[A run of records]
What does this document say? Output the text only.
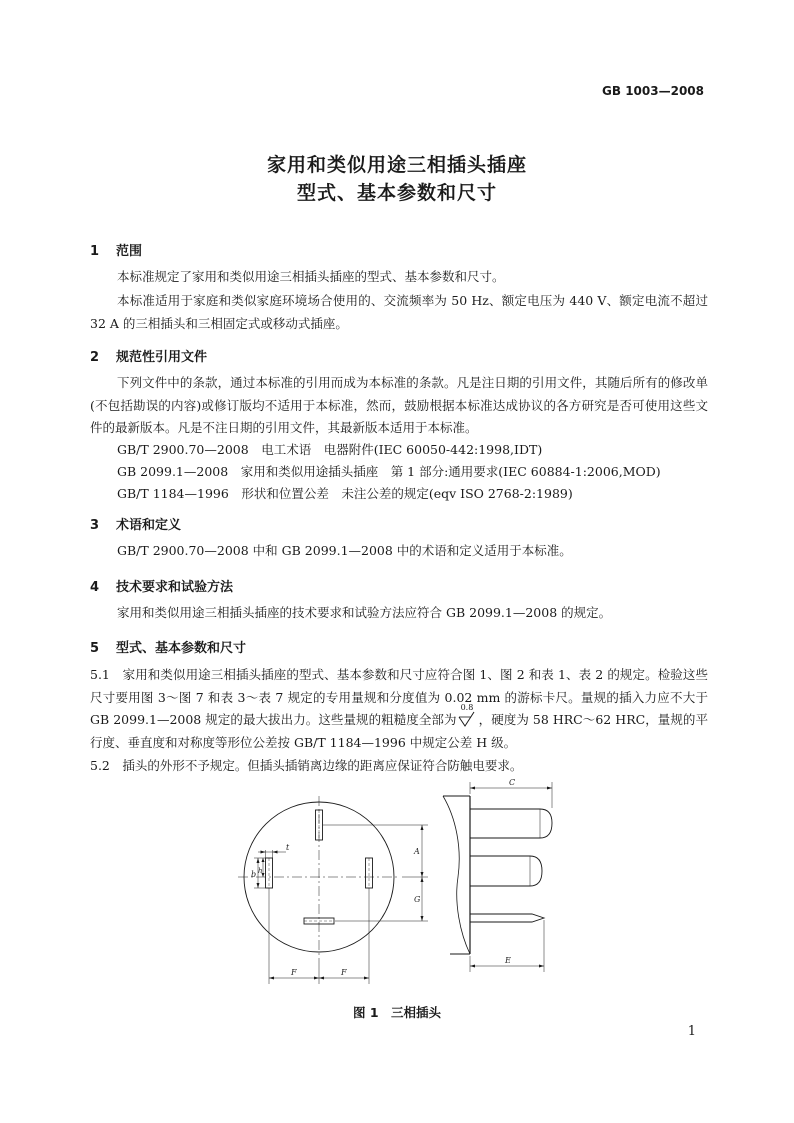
GB 1003—2008
家用和类似用途三相插头插座
型式、基本参数和尺寸
1 范围

本标准规定了家用和类似用途三相插头插座的型式、基本参数和尺寸。

本标准适用于家庭和类似家庭环境场合使用的、交流频率为 50 Hz、额定电压为 440 V、额定电流不超过 32 A 的三相插头和三相固定式或移动式插座。

2 规范性引用文件

下列文件中的条款，通过本标准的引用而成为本标准的条款。凡是注日期的引用文件，其随后所有的修改单(不包括勘误的内容)或修订版均不适用于本标准，然而，鼓励根据本标准达成协议的各方研究是否可使用这些文件的最新版本。凡是不注日期的引用文件，其最新版本适用于本标准。

GB/T 2900.70—2008　电工术语　电器附件(IEC 60050-442:1998,IDT)
GB 2099.1—2008　家用和类似用途插头插座　第 1 部分:通用要求(IEC 60884-1:2006,MOD)
GB/T 1184—1996　形状和位置公差　未注公差的规定(eqv ISO 2768-2:1989)
3 术语和定义

GB/T 2900.70—2008 中和 GB 2099.1—2008 中的术语和定义适用于本标准。

4 技术要求和试验方法

家用和类似用途三相插头插座的技术要求和试验方法应符合 GB 2099.1—2008 的规定。

5 型式、基本参数和尺寸

5.1　 家用和类似用途三相插头插座的型式、基本参数和尺寸应符合图 1、图 2 和表 1、表 2 的规定。检验这些尺寸要用图 3～图 7 和表 3～表 7 规定的专用量规和分度值为 0.02 mm 的游标卡尺。量规的插入力应不大于 GB 2099.1—2008 规定的最大拔出力。这些量规的粗糙度全部为
0.8
，硬度为 58 HRC～62 HRC，量规的平行度、垂直度和对称度等形位公差按 GB/T 1184—1996 中规定公差 H 级。

5.2　 插头的外形不予规定。但插头插销离边缘的距离应保证符合防触电要求。

C
A
G
E
F	F
t
b h
图 1　三相插头
1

▶ PROBLEM TO WORK ON
Every record above must be given again exactly; drop the pictures.

▶ REPLY
What does this document say? Output the text only.
GB 1003—2008
家用和类似用途三相插头插座
型式、基本参数和尺寸
1 范围

本标准规定了家用和类似用途三相插头插座的型式、基本参数和尺寸。

本标准适用于家庭和类似家庭环境场合使用的、交流频率为 50 Hz、额定电压为 440 V、额定电流不超过 32 A 的三相插头和三相固定式或移动式插座。

2 规范性引用文件

下列文件中的条款，通过本标准的引用而成为本标准的条款。凡是注日期的引用文件，其随后所有的修改单(不包括勘误的内容)或修订版均不适用于本标准，然而，鼓励根据本标准达成协议的各方研究是否可使用这些文件的最新版本。凡是不注日期的引用文件，其最新版本适用于本标准。

GB/T 2900.70—2008　电工术语　电器附件(IEC 60050-442:1998,IDT)
GB 2099.1—2008　家用和类似用途插头插座　第 1 部分:通用要求(IEC 60884-1:2006,MOD)
GB/T 1184—1996　形状和位置公差　未注公差的规定(eqv ISO 2768-2:1989)
3 术语和定义

GB/T 2900.70—2008 中和 GB 2099.1—2008 中的术语和定义适用于本标准。

4 技术要求和试验方法

家用和类似用途三相插头插座的技术要求和试验方法应符合 GB 2099.1—2008 的规定。

5 型式、基本参数和尺寸

5.1　 家用和类似用途三相插头插座的型式、基本参数和尺寸应符合图 1、图 2 和表 1、表 2 的规定。检验这些尺寸要用图 3～图 7 和表 3～表 7 规定的专用量规和分度值为 0.02 mm 的游标卡尺。量规的插入力应不大于 GB 2099.1—2008 规定的最大拔出力。这些量规的粗糙度全部为
0.8
，硬度为 58 HRC～62 HRC，量规的平行度、垂直度和对称度等形位公差按 GB/T 1184—1996 中规定公差 H 级。

5.2　 插头的外形不予规定。但插头插销离边缘的距离应保证符合防触电要求。

C
A
G
E
F	F
t
b h
图 1　三相插头
1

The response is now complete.